* INSTRUCTIONS FOR THE TASK *
Please count how many lines in the listing below contain the string "legend", treating uppercase and lowercase as different, and reply with only that number.

* SUPPLIED DATA *
===

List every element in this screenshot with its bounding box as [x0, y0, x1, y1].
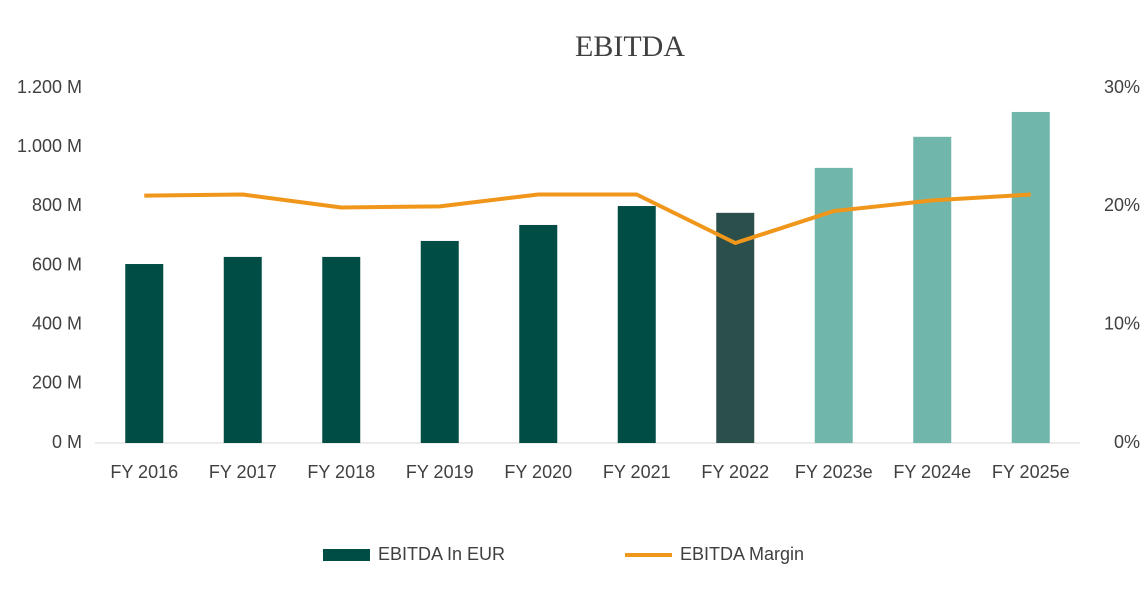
bar	[913, 136, 952, 443]
y-tick-label: 0 M	[52, 432, 82, 452]
x-tick-label: FY 2023e	[795, 462, 873, 482]
x-tick-label: FY 2025e	[992, 462, 1070, 482]
x-tick-label: FY 2022	[701, 462, 769, 482]
y-tick-label: 600 M	[32, 254, 82, 274]
x-tick-label: FY 2018	[307, 462, 375, 482]
bar	[716, 212, 755, 443]
legend-label: EBITDA Margin	[680, 544, 804, 564]
x-tick-label: FY 2024e	[893, 462, 971, 482]
x-tick-label: FY 2016	[110, 462, 178, 482]
y2-tick-label: 20%	[1104, 195, 1140, 215]
x-tick-label: FY 2017	[209, 462, 277, 482]
x-tick-label: FY 2020	[504, 462, 572, 482]
bar	[519, 224, 558, 443]
x-tick-label: FY 2019	[406, 462, 474, 482]
y-tick-label: 1.000 M	[17, 136, 82, 156]
y-tick-label: 200 M	[32, 373, 82, 393]
bar	[617, 206, 656, 443]
y2-tick-label: 10%	[1104, 313, 1140, 333]
chart-title: EBITDA	[575, 30, 685, 63]
legend-swatch	[323, 549, 370, 561]
bar	[125, 264, 164, 443]
y2-tick-label: 0%	[1114, 432, 1140, 452]
x-tick-label: FY 2021	[603, 462, 671, 482]
legend-label: EBITDA In EUR	[378, 544, 505, 564]
bar	[322, 256, 361, 443]
bar	[420, 240, 459, 443]
y-tick-label: 400 M	[32, 313, 82, 333]
bar	[223, 256, 262, 443]
line	[144, 192, 1031, 246]
bar	[1011, 111, 1050, 444]
y-tick-label: 800 M	[32, 195, 82, 215]
y-tick-label: 1.200 M	[17, 77, 82, 97]
y2-tick-label: 30%	[1104, 77, 1140, 97]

===

* ANSWER TO THE PROBLEM *
3